- Data records -

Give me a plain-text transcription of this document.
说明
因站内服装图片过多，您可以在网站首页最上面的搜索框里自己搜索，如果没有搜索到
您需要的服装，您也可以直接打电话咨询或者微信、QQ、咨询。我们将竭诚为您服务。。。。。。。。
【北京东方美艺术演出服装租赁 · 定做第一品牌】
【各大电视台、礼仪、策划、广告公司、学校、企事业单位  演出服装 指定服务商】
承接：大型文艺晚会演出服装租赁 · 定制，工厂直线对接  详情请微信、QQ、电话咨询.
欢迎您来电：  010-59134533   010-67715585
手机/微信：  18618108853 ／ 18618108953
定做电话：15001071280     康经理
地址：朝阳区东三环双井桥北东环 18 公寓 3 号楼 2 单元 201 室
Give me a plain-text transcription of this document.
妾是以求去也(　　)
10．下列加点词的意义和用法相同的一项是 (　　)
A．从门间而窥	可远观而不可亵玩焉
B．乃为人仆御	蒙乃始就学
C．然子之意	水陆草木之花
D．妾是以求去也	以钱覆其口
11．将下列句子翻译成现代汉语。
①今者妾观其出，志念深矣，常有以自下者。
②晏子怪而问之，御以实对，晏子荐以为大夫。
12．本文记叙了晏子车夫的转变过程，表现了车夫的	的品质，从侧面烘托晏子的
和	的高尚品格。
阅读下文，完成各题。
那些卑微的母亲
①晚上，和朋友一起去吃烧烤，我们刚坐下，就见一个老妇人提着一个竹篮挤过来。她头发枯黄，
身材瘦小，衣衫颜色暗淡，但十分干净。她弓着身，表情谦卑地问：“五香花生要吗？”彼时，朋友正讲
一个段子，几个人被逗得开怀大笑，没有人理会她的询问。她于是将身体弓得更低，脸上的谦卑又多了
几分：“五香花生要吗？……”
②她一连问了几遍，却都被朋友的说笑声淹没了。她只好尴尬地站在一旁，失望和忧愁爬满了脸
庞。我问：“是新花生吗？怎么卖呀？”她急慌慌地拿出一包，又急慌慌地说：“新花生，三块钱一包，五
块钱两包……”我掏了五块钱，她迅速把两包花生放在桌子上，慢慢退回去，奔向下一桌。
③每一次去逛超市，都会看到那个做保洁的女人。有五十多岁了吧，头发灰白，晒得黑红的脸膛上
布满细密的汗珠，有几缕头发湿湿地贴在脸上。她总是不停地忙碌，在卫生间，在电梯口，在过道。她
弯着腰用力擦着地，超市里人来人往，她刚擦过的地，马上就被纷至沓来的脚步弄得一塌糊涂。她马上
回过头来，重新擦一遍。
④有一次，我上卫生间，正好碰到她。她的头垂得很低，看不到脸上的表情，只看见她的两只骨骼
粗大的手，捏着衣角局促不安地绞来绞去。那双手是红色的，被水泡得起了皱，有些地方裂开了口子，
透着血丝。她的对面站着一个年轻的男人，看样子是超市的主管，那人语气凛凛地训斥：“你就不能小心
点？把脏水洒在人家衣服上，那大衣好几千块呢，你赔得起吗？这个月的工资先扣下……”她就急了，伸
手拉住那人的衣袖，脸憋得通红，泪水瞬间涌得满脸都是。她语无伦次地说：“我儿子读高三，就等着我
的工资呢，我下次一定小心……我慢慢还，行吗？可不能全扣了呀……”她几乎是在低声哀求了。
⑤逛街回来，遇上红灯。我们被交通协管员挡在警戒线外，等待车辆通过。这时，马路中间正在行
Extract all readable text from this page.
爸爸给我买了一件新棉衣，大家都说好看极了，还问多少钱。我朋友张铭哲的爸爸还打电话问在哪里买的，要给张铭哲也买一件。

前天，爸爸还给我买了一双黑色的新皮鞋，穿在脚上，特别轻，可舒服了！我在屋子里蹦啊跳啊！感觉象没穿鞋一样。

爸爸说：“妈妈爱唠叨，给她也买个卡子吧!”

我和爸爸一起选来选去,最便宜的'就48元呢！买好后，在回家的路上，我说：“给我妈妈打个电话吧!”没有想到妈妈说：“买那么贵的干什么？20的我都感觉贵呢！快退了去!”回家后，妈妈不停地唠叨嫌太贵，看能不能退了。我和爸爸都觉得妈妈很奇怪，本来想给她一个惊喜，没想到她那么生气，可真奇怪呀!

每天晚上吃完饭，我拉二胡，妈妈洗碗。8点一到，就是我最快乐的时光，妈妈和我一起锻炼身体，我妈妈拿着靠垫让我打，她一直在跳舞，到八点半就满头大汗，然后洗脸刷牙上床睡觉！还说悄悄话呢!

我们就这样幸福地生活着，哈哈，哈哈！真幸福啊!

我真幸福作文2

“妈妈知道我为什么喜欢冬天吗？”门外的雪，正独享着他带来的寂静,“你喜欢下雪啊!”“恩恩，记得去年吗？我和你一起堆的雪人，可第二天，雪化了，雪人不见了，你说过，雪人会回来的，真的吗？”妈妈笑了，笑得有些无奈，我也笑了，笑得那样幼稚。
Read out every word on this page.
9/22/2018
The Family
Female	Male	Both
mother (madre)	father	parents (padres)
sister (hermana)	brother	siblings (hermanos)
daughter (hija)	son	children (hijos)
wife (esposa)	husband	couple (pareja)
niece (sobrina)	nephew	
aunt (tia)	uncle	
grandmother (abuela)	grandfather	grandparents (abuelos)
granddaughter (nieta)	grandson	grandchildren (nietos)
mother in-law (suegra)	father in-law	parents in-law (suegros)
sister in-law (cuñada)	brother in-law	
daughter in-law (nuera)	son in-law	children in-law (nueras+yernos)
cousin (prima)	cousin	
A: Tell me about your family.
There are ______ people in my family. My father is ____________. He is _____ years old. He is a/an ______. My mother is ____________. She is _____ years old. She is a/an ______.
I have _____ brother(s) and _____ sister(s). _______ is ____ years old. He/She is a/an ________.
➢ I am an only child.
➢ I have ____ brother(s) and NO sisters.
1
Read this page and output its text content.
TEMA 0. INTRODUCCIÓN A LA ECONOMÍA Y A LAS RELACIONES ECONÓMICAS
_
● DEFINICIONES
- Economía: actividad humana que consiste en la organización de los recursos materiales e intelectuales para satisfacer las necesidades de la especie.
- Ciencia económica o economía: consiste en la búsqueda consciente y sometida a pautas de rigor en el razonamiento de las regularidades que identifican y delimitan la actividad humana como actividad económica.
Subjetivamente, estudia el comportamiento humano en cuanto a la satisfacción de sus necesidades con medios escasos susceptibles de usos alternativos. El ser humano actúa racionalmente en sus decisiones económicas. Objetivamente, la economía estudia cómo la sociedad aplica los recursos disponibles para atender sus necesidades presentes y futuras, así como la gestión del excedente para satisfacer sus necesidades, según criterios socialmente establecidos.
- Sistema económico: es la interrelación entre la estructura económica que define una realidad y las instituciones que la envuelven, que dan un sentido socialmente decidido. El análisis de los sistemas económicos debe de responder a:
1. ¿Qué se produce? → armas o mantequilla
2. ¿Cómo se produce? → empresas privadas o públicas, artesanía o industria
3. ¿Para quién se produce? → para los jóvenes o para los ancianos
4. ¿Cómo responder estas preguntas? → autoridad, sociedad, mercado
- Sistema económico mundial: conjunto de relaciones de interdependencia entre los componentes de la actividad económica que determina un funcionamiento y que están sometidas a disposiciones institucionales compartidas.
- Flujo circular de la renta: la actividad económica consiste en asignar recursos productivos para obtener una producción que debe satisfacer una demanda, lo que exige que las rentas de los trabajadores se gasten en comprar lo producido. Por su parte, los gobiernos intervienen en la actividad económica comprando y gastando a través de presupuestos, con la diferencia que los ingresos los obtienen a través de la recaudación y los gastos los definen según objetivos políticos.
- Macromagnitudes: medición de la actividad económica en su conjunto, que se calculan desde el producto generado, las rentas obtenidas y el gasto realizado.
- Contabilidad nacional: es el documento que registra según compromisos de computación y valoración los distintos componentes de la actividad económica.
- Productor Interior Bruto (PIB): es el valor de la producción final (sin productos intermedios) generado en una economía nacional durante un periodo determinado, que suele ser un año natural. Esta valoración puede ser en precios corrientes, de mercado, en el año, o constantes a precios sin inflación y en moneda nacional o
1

- What is expected -
Copy all lines from the data that hold the word "produce".

- Answer for the task -
1. ¿Qué se produce? → armas o mantequilla
2. ¿Cómo se produce? → empresas privadas o públicas, artesanía o industria
3. ¿Para quién se produce? → para los jóvenes o para los ancianos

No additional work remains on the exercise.